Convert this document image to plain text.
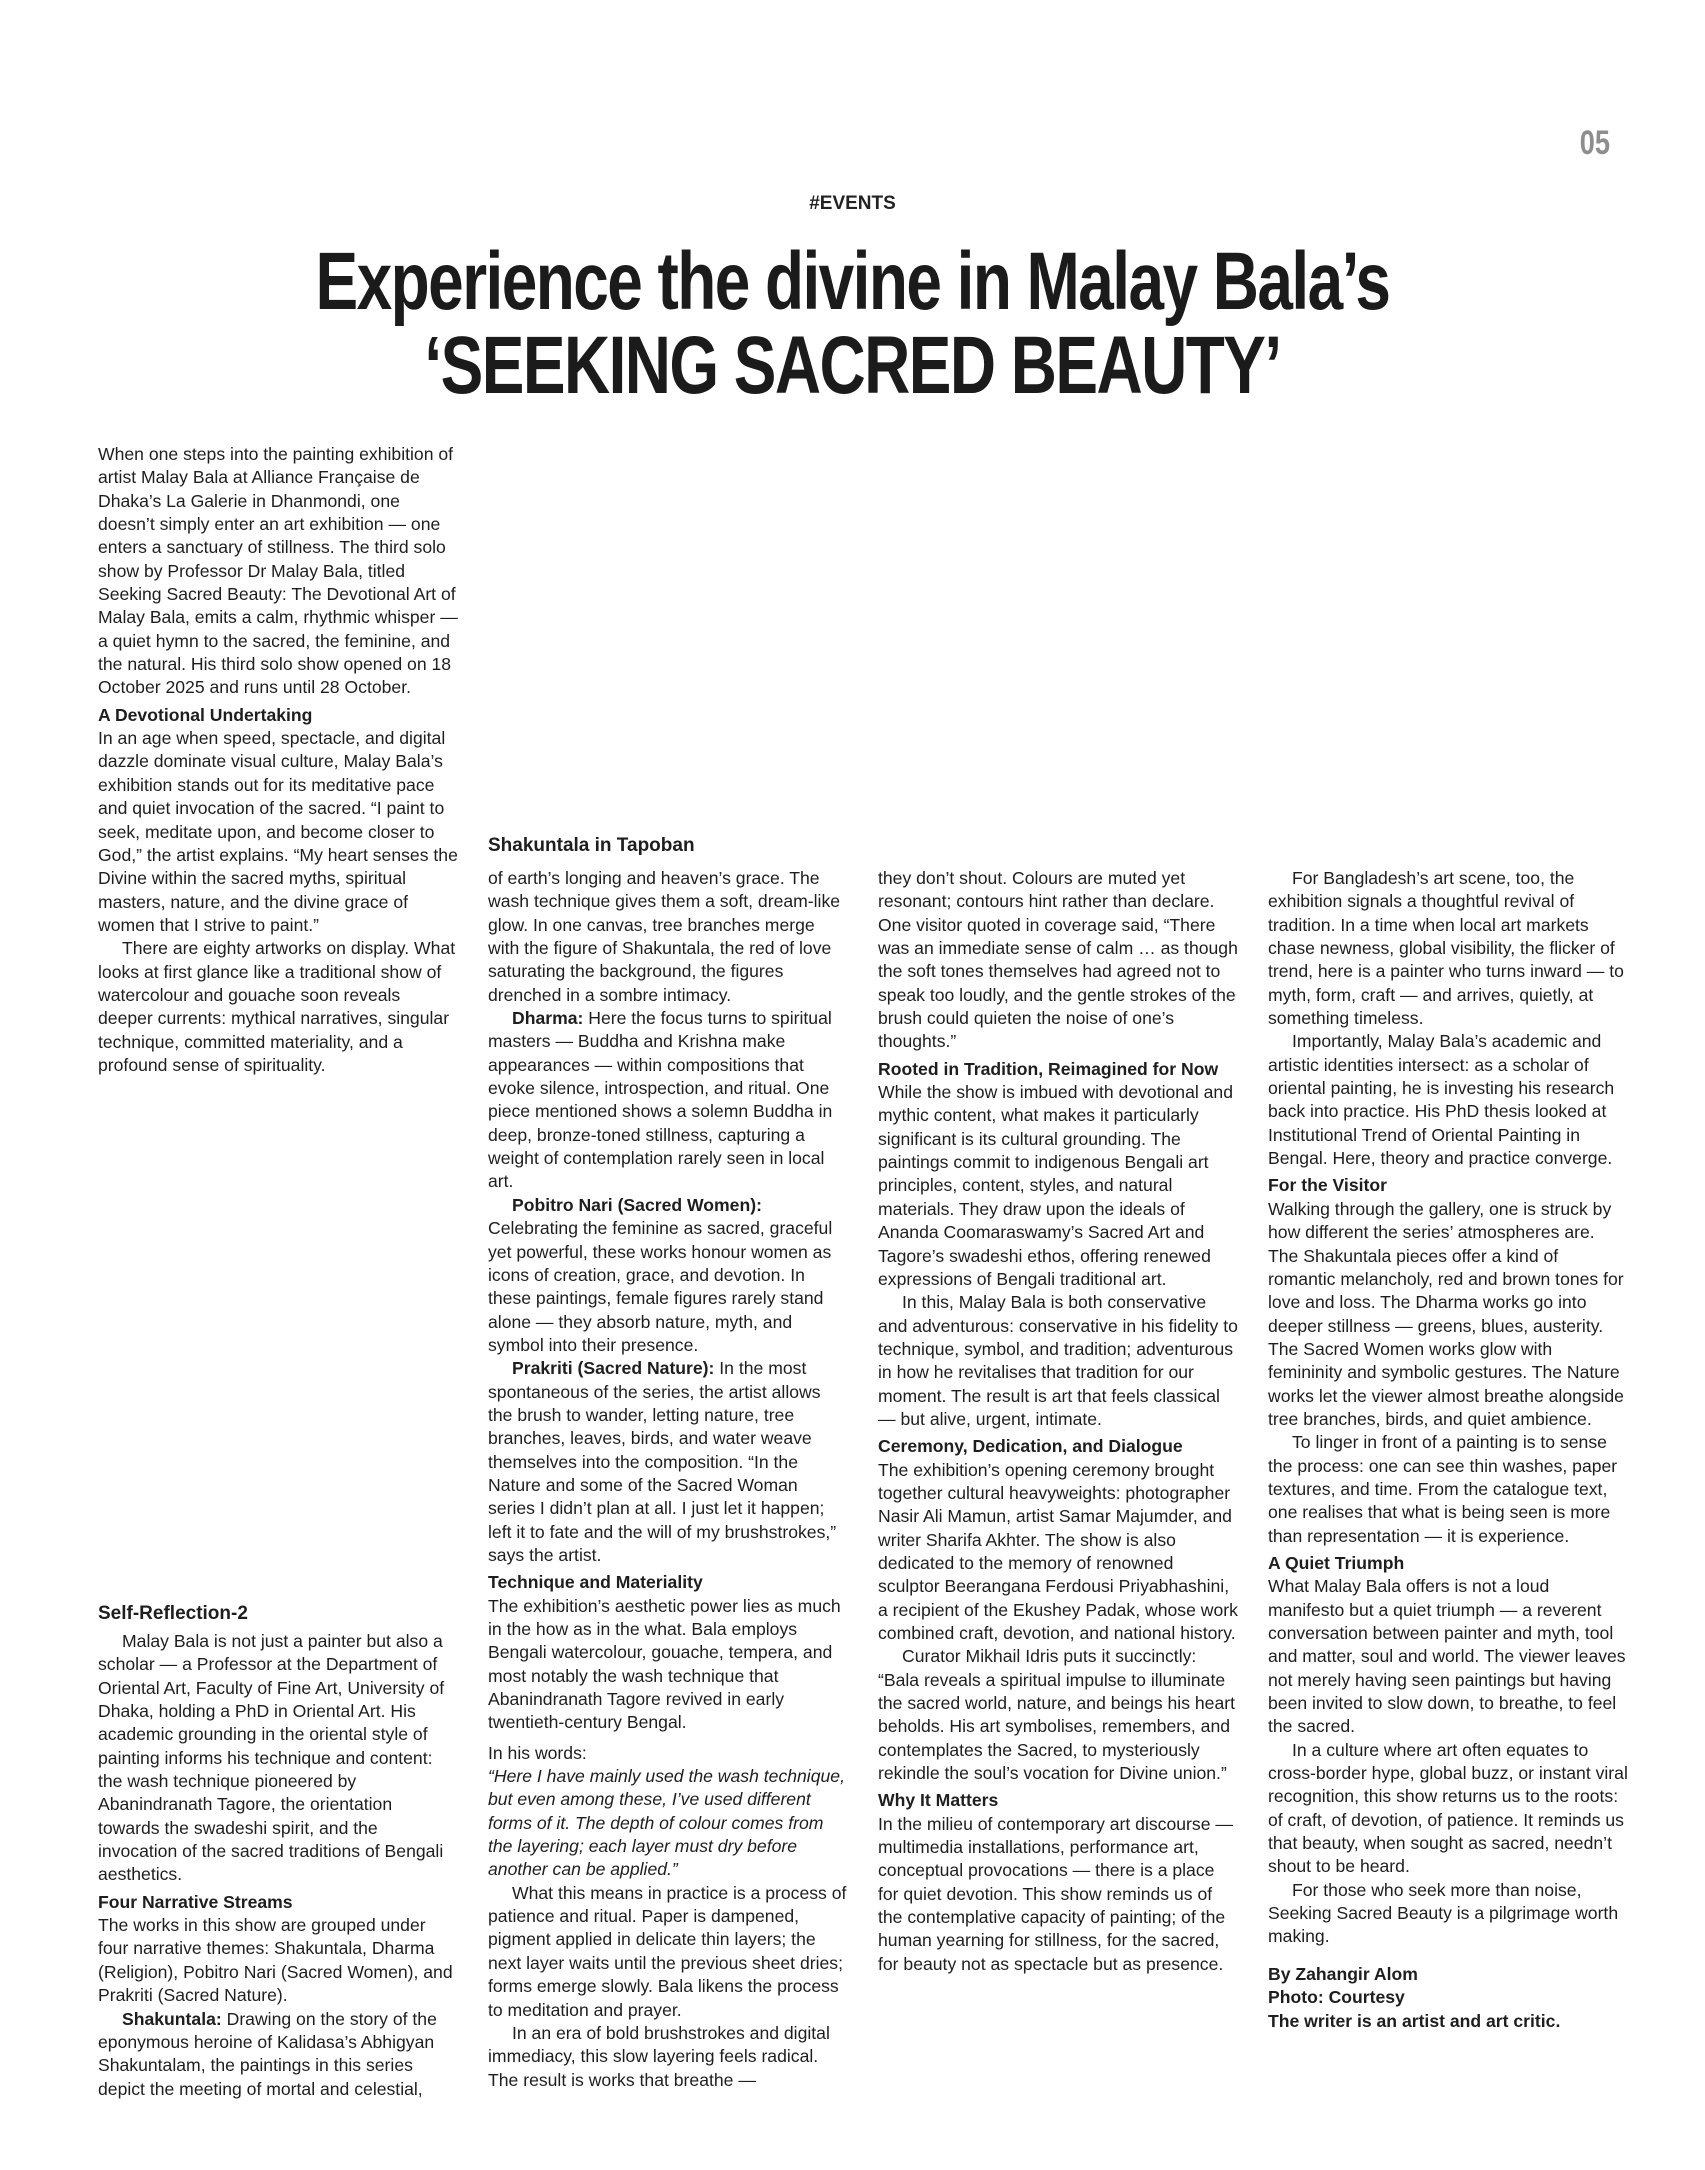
05
#EVENTS
Experience the divine in Malay Bala’s
‘SEEKING SACRED BEAUTY’

When one steps into the painting exhibition of artist Malay Bala at Alliance Française de Dhaka’s La Galerie in Dhanmondi, one doesn’t simply enter an art exhibition — one enters a sanctuary of stillness. The third solo show by Professor Dr Malay Bala, titled Seeking Sacred Beauty: The Devotional Art of Malay Bala, emits a calm, rhythmic whisper — a quiet hymn to the sacred, the feminine, and the natural. His third solo show opened on 18 October 2025 and runs until 28 October.

A Devotional Undertaking

In an age when speed, spectacle, and digital dazzle dominate visual culture, Malay Bala’s exhibition stands out for its meditative pace and quiet invocation of the sacred. “I paint to seek, meditate upon, and become closer to God,” the artist explains. “My heart senses the Divine within the sacred myths, spiritual masters, nature, and the divine grace of women that I strive to paint.”

There are eighty artworks on display. What looks at first glance like a traditional show of watercolour and gouache soon reveals deeper currents: mythical narratives, singular technique, committed materiality, and a profound sense of spirituality.

Shakuntala in Tapoban
Self-Reflection-2

Malay Bala is not just a painter but also a scholar — a Professor at the Department of Oriental Art, Faculty of Fine Art, University of Dhaka, holding a PhD in Oriental Art. His academic grounding in the oriental style of painting informs his technique and content: the wash technique pioneered by Abanindranath Tagore, the orientation towards the swadeshi spirit, and the invocation of the sacred traditions of Bengali aesthetics.

Four Narrative Streams

The works in this show are grouped under four narrative themes: Shakuntala, Dharma (Religion), Pobitro Nari (Sacred Women), and Prakriti (Sacred Nature).

Shakuntala: Drawing on the story of the eponymous heroine of Kalidasa’s Abhigyan Shakuntalam, the paintings in this series depict the meeting of mortal and celestial,

of earth’s longing and heaven’s grace. The wash technique gives them a soft, dream-like glow. In one canvas, tree branches merge with the figure of Shakuntala, the red of love saturating the background, the figures drenched in a sombre intimacy.

Dharma: Here the focus turns to spiritual masters — Buddha and Krishna make appearances — within compositions that evoke silence, introspection, and ritual. One piece mentioned shows a solemn Buddha in deep, bronze-toned stillness, capturing a weight of contemplation rarely seen in local art.

Pobitro Nari (Sacred Women): Celebrating the feminine as sacred, graceful yet powerful, these works honour women as icons of creation, grace, and devotion. In these paintings, female figures rarely stand alone — they absorb nature, myth, and symbol into their presence.

Prakriti (Sacred Nature): In the most spontaneous of the series, the artist allows the brush to wander, letting nature, tree branches, leaves, birds, and water weave themselves into the composition. “In the Nature and some of the Sacred Woman series I didn’t plan at all. I just let it happen; left it to fate and the will of my brushstrokes,” says the artist.

Technique and Materiality

The exhibition’s aesthetic power lies as much in the how as in the what. Bala employs Bengali watercolour, gouache, tempera, and most notably the wash technique that Abanindranath Tagore revived in early twentieth-century Bengal.

In his words:

“Here I have mainly used the wash technique, but even among these, I’ve used different forms of it. The depth of colour comes from the layering; each layer must dry before another can be applied.”

What this means in practice is a process of patience and ritual. Paper is dampened, pigment applied in delicate thin layers; the next layer waits until the previous sheet dries; forms emerge slowly. Bala likens the process to meditation and prayer.

In an era of bold brushstrokes and digital immediacy, this slow layering feels radical. The result is works that breathe —

they don’t shout. Colours are muted yet resonant; contours hint rather than declare. One visitor quoted in coverage said, “There was an immediate sense of calm … as though the soft tones themselves had agreed not to speak too loudly, and the gentle strokes of the brush could quieten the noise of one’s thoughts.”

Rooted in Tradition, Reimagined for Now

While the show is imbued with devotional and mythic content, what makes it particularly significant is its cultural grounding. The paintings commit to indigenous Bengali art principles, content, styles, and natural materials. They draw upon the ideals of Ananda Coomaraswamy’s Sacred Art and Tagore’s swadeshi ethos, offering renewed expressions of Bengali traditional art.

In this, Malay Bala is both conservative and adventurous: conservative in his fidelity to technique, symbol, and tradition; adventurous in how he revitalises that tradition for our moment. The result is art that feels classical — but alive, urgent, intimate.

Ceremony, Dedication, and Dialogue

The exhibition’s opening ceremony brought together cultural heavyweights: photographer Nasir Ali Mamun, artist Samar Majumder, and writer Sharifa Akhter. The show is also dedicated to the memory of renowned sculptor Beerangana Ferdousi Priyabhashini, a recipient of the Ekushey Padak, whose work combined craft, devotion, and national history.

Curator Mikhail Idris puts it succinctly: “Bala reveals a spiritual impulse to illuminate the sacred world, nature, and beings his heart beholds. His art symbolises, remembers, and contemplates the Sacred, to mysteriously rekindle the soul’s vocation for Divine union.”

Why It Matters

In the milieu of contemporary art discourse — multimedia installations, performance art, conceptual provocations — there is a place for quiet devotion. This show reminds us of the contemplative capacity of painting; of the human yearning for stillness, for the sacred, for beauty not as spectacle but as presence.

For Bangladesh’s art scene, too, the exhibition signals a thoughtful revival of tradition. In a time when local art markets chase newness, global visibility, the flicker of trend, here is a painter who turns inward — to myth, form, craft — and arrives, quietly, at something timeless.

Importantly, Malay Bala’s academic and artistic identities intersect: as a scholar of oriental painting, he is investing his research back into practice. His PhD thesis looked at Institutional Trend of Oriental Painting in Bengal. Here, theory and practice converge.

For the Visitor

Walking through the gallery, one is struck by how different the series’ atmospheres are. The Shakuntala pieces offer a kind of romantic melancholy, red and brown tones for love and loss. The Dharma works go into deeper stillness — greens, blues, austerity. The Sacred Women works glow with femininity and symbolic gestures. The Nature works let the viewer almost breathe alongside tree branches, birds, and quiet ambience.

To linger in front of a painting is to sense the process: one can see thin washes, paper textures, and time. From the catalogue text, one realises that what is being seen is more than representation — it is experience.

A Quiet Triumph

What Malay Bala offers is not a loud manifesto but a quiet triumph — a reverent conversation between painter and myth, tool and matter, soul and world. The viewer leaves not merely having seen paintings but having been invited to slow down, to breathe, to feel the sacred.

In a culture where art often equates to cross-border hype, global buzz, or instant viral recognition, this show returns us to the roots: of craft, of devotion, of patience. It reminds us that beauty, when sought as sacred, needn’t shout to be heard.

For those who seek more than noise, Seeking Sacred Beauty is a pilgrimage worth making.

By Zahangir Alom

Photo: Courtesy

The writer is an artist and art critic.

________________________

HOW TO COMPLETE THIS TASK: Copy out every line from the data above that has "text" in it.

OUTPUT BELOW:
Convert this document image to plain text.
To linger in front of a painting is to sense the process: one can see thin washes, paper textures, and time. From the catalogue text, one realises that what is being seen is more than representation — it is experience.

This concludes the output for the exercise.